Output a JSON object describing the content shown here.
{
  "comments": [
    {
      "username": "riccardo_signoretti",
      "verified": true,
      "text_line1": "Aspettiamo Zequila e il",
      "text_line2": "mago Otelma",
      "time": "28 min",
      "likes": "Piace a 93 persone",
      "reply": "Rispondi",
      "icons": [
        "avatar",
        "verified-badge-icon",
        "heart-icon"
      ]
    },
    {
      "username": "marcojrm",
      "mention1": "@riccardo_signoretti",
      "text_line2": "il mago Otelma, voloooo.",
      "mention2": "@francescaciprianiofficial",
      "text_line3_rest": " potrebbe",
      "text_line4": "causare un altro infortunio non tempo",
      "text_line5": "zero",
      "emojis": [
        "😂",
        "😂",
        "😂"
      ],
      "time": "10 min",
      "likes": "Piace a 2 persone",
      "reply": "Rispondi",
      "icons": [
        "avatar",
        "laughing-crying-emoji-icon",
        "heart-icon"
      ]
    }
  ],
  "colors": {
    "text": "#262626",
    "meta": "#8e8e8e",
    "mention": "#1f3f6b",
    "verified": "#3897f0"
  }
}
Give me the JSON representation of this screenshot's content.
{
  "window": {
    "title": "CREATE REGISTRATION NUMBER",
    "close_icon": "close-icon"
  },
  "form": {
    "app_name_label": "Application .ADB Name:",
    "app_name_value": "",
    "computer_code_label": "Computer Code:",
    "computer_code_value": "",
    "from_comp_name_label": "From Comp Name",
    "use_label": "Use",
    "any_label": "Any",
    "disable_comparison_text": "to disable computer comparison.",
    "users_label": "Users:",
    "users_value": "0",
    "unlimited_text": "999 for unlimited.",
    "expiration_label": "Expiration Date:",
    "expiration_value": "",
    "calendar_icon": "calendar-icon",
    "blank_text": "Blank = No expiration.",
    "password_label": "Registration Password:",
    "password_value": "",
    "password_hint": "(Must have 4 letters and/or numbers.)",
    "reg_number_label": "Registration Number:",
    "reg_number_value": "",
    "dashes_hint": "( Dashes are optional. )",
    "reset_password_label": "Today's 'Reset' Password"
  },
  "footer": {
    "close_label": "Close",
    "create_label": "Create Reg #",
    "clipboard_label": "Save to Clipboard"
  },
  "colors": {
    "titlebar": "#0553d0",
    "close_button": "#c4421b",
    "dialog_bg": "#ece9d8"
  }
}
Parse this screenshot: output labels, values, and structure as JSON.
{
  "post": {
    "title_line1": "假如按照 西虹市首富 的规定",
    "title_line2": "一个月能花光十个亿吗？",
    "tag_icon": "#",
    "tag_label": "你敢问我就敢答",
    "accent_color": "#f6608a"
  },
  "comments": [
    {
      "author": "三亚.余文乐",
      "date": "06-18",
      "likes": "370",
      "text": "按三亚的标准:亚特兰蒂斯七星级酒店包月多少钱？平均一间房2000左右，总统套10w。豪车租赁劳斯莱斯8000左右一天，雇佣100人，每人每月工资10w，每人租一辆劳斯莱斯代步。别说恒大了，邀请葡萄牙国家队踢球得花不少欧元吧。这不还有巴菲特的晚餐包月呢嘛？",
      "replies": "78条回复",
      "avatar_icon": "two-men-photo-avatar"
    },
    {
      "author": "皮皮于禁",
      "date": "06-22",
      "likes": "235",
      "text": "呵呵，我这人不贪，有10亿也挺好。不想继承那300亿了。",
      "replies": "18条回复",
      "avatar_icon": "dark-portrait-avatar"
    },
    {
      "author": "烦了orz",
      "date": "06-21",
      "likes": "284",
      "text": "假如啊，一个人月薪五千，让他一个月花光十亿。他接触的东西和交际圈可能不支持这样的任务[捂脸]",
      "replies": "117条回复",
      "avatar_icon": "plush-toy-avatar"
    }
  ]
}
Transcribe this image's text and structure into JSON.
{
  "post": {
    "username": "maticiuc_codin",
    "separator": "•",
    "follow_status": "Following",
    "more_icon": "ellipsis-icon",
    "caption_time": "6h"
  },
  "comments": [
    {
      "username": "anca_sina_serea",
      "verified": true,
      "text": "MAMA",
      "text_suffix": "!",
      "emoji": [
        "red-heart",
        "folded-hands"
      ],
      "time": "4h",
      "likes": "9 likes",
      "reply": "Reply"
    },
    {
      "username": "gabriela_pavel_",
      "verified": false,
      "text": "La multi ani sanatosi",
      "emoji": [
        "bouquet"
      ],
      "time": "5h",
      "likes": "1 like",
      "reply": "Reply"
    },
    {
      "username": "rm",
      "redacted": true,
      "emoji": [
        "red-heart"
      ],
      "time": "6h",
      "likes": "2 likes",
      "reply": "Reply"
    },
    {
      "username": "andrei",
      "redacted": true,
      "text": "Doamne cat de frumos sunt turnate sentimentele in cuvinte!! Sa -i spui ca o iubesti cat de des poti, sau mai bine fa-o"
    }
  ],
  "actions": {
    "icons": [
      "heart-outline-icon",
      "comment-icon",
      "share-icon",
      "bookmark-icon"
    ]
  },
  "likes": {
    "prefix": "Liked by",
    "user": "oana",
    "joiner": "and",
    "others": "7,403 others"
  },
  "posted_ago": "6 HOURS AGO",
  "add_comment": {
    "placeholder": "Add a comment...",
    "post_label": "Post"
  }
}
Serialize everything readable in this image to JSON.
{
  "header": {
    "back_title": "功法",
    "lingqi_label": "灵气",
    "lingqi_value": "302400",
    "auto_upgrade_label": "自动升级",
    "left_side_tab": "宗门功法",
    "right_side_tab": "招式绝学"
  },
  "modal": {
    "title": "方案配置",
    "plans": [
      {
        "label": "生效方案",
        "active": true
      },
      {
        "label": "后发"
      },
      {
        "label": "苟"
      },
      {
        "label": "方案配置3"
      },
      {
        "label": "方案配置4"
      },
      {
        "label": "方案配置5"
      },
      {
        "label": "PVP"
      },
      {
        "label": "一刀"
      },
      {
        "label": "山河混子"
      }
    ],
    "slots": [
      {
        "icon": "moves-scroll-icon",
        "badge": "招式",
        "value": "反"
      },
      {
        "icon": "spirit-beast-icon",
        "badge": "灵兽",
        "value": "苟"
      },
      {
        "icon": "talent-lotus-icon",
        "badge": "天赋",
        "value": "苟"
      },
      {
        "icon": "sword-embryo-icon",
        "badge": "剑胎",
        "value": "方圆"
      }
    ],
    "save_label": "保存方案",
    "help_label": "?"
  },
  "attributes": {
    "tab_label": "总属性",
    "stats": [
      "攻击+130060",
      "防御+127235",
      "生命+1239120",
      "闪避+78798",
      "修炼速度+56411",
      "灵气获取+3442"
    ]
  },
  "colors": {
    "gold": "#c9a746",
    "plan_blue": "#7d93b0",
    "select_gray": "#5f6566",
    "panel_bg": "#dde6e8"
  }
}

- DESCRIPTION OF THE TASK
Going through the entries above line by line, work out how many lines include the word "content". Only the number is required.

- WORKED ANSWER
2